Data entries:
#####

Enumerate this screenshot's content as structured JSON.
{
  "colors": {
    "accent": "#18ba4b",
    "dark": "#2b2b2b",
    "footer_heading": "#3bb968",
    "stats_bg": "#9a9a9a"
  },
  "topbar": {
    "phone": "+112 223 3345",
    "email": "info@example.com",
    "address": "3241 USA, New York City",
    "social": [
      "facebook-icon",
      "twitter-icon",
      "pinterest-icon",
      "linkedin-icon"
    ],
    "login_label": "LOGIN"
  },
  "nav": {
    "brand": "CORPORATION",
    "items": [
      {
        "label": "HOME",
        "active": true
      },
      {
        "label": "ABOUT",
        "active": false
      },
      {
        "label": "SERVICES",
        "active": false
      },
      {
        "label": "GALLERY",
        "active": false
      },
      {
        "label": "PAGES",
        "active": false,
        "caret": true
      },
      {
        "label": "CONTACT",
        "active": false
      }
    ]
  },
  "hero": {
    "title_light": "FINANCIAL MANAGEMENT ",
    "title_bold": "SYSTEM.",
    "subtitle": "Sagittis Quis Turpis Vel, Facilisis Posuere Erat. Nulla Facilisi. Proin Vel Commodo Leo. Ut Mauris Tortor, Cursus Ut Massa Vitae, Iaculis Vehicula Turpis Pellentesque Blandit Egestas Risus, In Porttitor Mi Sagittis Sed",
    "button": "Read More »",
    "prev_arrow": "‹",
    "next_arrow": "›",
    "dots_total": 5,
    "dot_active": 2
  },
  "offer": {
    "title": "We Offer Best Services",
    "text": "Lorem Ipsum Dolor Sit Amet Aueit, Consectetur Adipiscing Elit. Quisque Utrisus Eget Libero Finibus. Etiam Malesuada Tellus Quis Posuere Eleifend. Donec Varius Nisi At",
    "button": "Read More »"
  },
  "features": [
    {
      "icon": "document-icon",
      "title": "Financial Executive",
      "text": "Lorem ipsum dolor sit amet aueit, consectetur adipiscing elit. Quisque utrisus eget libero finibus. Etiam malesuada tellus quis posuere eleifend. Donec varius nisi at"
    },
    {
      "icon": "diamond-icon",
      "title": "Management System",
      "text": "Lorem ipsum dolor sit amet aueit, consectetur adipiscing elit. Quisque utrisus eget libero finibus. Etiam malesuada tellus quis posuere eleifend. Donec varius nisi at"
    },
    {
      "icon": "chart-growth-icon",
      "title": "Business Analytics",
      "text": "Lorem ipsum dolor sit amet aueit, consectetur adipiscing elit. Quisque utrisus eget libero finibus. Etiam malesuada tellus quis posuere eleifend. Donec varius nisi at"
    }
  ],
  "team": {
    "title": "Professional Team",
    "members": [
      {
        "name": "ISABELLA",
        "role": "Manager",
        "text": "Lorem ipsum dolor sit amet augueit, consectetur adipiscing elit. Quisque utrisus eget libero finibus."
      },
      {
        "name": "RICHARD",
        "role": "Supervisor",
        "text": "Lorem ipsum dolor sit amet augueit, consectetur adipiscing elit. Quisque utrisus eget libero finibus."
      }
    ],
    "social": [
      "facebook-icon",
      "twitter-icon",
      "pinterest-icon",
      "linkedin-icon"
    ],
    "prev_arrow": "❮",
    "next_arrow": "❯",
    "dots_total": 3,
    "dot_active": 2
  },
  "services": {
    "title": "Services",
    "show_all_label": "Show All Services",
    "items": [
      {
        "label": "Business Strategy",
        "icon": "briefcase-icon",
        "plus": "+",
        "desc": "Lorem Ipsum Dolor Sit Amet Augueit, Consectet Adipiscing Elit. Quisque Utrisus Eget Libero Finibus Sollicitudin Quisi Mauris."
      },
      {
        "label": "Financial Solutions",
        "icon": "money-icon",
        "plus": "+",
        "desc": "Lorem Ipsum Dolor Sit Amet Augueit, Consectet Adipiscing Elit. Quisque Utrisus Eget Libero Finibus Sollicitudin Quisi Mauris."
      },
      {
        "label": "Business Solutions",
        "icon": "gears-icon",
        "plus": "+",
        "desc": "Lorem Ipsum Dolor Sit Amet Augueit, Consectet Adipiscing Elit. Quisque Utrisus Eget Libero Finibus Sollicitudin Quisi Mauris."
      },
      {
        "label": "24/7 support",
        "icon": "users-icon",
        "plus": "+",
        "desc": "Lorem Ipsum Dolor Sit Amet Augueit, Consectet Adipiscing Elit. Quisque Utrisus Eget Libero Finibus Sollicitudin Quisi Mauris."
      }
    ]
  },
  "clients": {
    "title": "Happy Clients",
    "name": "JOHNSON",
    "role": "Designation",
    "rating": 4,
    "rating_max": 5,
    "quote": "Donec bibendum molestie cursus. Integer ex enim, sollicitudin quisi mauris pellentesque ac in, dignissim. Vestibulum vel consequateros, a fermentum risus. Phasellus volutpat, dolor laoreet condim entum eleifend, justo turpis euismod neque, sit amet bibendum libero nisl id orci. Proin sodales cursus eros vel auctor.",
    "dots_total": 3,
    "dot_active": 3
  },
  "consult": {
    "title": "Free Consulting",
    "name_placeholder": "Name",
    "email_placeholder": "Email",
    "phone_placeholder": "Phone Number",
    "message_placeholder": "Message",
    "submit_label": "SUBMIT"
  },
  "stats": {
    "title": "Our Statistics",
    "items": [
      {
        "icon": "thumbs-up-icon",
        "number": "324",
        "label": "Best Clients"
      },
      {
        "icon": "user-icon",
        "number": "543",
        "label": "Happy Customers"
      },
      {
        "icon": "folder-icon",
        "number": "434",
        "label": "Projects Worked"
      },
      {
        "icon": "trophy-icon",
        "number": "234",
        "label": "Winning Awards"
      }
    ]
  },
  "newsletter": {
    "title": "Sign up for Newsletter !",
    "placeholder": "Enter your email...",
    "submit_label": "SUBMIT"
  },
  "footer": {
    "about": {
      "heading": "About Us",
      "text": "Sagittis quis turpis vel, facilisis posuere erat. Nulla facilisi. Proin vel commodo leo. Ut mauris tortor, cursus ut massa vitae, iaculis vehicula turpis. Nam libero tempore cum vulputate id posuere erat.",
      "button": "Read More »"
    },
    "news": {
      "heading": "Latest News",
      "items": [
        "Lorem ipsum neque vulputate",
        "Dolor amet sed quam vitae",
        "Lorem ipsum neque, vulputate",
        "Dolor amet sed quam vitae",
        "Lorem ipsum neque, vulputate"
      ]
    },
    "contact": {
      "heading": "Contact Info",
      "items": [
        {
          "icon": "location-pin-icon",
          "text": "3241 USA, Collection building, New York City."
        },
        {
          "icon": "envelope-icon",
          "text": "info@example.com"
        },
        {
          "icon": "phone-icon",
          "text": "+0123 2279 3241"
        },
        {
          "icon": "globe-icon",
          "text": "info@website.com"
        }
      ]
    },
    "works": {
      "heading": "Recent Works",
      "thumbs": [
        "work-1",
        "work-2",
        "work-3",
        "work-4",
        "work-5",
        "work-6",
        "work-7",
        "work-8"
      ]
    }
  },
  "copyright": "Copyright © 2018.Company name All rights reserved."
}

#####

§ AIM OF THE TASK: Output the data above exactly, please, line for line.

§ PROBLEM SOLUTION:
Enumerate this screenshot's content as structured JSON.
{
  "colors": {
    "accent": "#18ba4b",
    "dark": "#2b2b2b",
    "footer_heading": "#3bb968",
    "stats_bg": "#9a9a9a"
  },
  "topbar": {
    "phone": "+112 223 3345",
    "email": "info@example.com",
    "address": "3241 USA, New York City",
    "social": [
      "facebook-icon",
      "twitter-icon",
      "pinterest-icon",
      "linkedin-icon"
    ],
    "login_label": "LOGIN"
  },
  "nav": {
    "brand": "CORPORATION",
    "items": [
      {
        "label": "HOME",
        "active": true
      },
      {
        "label": "ABOUT",
        "active": false
      },
      {
        "label": "SERVICES",
        "active": false
      },
      {
        "label": "GALLERY",
        "active": false
      },
      {
        "label": "PAGES",
        "active": false,
        "caret": true
      },
      {
        "label": "CONTACT",
        "active": false
      }
    ]
  },
  "hero": {
    "title_light": "FINANCIAL MANAGEMENT ",
    "title_bold": "SYSTEM.",
    "subtitle": "Sagittis Quis Turpis Vel, Facilisis Posuere Erat. Nulla Facilisi. Proin Vel Commodo Leo. Ut Mauris Tortor, Cursus Ut Massa Vitae, Iaculis Vehicula Turpis Pellentesque Blandit Egestas Risus, In Porttitor Mi Sagittis Sed",
    "button": "Read More »",
    "prev_arrow": "‹",
    "next_arrow": "›",
    "dots_total": 5,
    "dot_active": 2
  },
  "offer": {
    "title": "We Offer Best Services",
    "text": "Lorem Ipsum Dolor Sit Amet Aueit, Consectetur Adipiscing Elit. Quisque Utrisus Eget Libero Finibus. Etiam Malesuada Tellus Quis Posuere Eleifend. Donec Varius Nisi At",
    "button": "Read More »"
  },
  "features": [
    {
      "icon": "document-icon",
      "title": "Financial Executive",
      "text": "Lorem ipsum dolor sit amet aueit, consectetur adipiscing elit. Quisque utrisus eget libero finibus. Etiam malesuada tellus quis posuere eleifend. Donec varius nisi at"
    },
    {
      "icon": "diamond-icon",
      "title": "Management System",
      "text": "Lorem ipsum dolor sit amet aueit, consectetur adipiscing elit. Quisque utrisus eget libero finibus. Etiam malesuada tellus quis posuere eleifend. Donec varius nisi at"
    },
    {
      "icon": "chart-growth-icon",
      "title": "Business Analytics",
      "text": "Lorem ipsum dolor sit amet aueit, consectetur adipiscing elit. Quisque utrisus eget libero finibus. Etiam malesuada tellus quis posuere eleifend. Donec varius nisi at"
    }
  ],
  "team": {
    "title": "Professional Team",
    "members": [
      {
        "name": "ISABELLA",
        "role": "Manager",
        "text": "Lorem ipsum dolor sit amet augueit, consectetur adipiscing elit. Quisque utrisus eget libero finibus."
      },
      {
        "name": "RICHARD",
        "role": "Supervisor",
        "text": "Lorem ipsum dolor sit amet augueit, consectetur adipiscing elit. Quisque utrisus eget libero finibus."
      }
    ],
    "social": [
      "facebook-icon",
      "twitter-icon",
      "pinterest-icon",
      "linkedin-icon"
    ],
    "prev_arrow": "❮",
    "next_arrow": "❯",
    "dots_total": 3,
    "dot_active": 2
  },
  "services": {
    "title": "Services",
    "show_all_label": "Show All Services",
    "items": [
      {
        "label": "Business Strategy",
        "icon": "briefcase-icon",
        "plus": "+",
        "desc": "Lorem Ipsum Dolor Sit Amet Augueit, Consectet Adipiscing Elit. Quisque Utrisus Eget Libero Finibus Sollicitudin Quisi Mauris."
      },
      {
        "label": "Financial Solutions",
        "icon": "money-icon",
        "plus": "+",
        "desc": "Lorem Ipsum Dolor Sit Amet Augueit, Consectet Adipiscing Elit. Quisque Utrisus Eget Libero Finibus Sollicitudin Quisi Mauris."
      },
      {
        "label": "Business Solutions",
        "icon": "gears-icon",
        "plus": "+",
        "desc": "Lorem Ipsum Dolor Sit Amet Augueit, Consectet Adipiscing Elit. Quisque Utrisus Eget Libero Finibus Sollicitudin Quisi Mauris."
      },
      {
        "label": "24/7 support",
        "icon": "users-icon",
        "plus": "+",
        "desc": "Lorem Ipsum Dolor Sit Amet Augueit, Consectet Adipiscing Elit. Quisque Utrisus Eget Libero Finibus Sollicitudin Quisi Mauris."
      }
    ]
  },
  "clients": {
    "title": "Happy Clients",
    "name": "JOHNSON",
    "role": "Designation",
    "rating": 4,
    "rating_max": 5,
    "quote": "Donec bibendum molestie cursus. Integer ex enim, sollicitudin quisi mauris pellentesque ac in, dignissim. Vestibulum vel consequateros, a fermentum risus. Phasellus volutpat, dolor laoreet condim entum eleifend, justo turpis euismod neque, sit amet bibendum libero nisl id orci. Proin sodales cursus eros vel auctor.",
    "dots_total": 3,
    "dot_active": 3
  },
  "consult": {
    "title": "Free Consulting",
    "name_placeholder": "Name",
    "email_placeholder": "Email",
    "phone_placeholder": "Phone Number",
    "message_placeholder": "Message",
    "submit_label": "SUBMIT"
  },
  "stats": {
    "title": "Our Statistics",
    "items": [
      {
        "icon": "thumbs-up-icon",
        "number": "324",
        "label": "Best Clients"
      },
      {
        "icon": "user-icon",
        "number": "543",
        "label": "Happy Customers"
      },
      {
        "icon": "folder-icon",
        "number": "434",
        "label": "Projects Worked"
      },
      {
        "icon": "trophy-icon",
        "number": "234",
        "label": "Winning Awards"
      }
    ]
  },
  "newsletter": {
    "title": "Sign up for Newsletter !",
    "placeholder": "Enter your email...",
    "submit_label": "SUBMIT"
  },
  "footer": {
    "about": {
      "heading": "About Us",
      "text": "Sagittis quis turpis vel, facilisis posuere erat. Nulla facilisi. Proin vel commodo leo. Ut mauris tortor, cursus ut massa vitae, iaculis vehicula turpis. Nam libero tempore cum vulputate id posuere erat.",
      "button": "Read More »"
    },
    "news": {
      "heading": "Latest News",
      "items": [
        "Lorem ipsum neque vulputate",
        "Dolor amet sed quam vitae",
        "Lorem ipsum neque, vulputate",
        "Dolor amet sed quam vitae",
        "Lorem ipsum neque, vulputate"
      ]
    },
    "contact": {
      "heading": "Contact Info",
      "items": [
        {
          "icon": "location-pin-icon",
          "text": "3241 USA, Collection building, New York City."
        },
        {
          "icon": "envelope-icon",
          "text": "info@example.com"
        },
        {
          "icon": "phone-icon",
          "text": "+0123 2279 3241"
        },
        {
          "icon": "globe-icon",
          "text": "info@website.com"
        }
      ]
    },
    "works": {
      "heading": "Recent Works",
      "thumbs": [
        "work-1",
        "work-2",
        "work-3",
        "work-4",
        "work-5",
        "work-6",
        "work-7",
        "work-8"
      ]
    }
  },
  "copyright": "Copyright © 2018.Company name All rights reserved."
}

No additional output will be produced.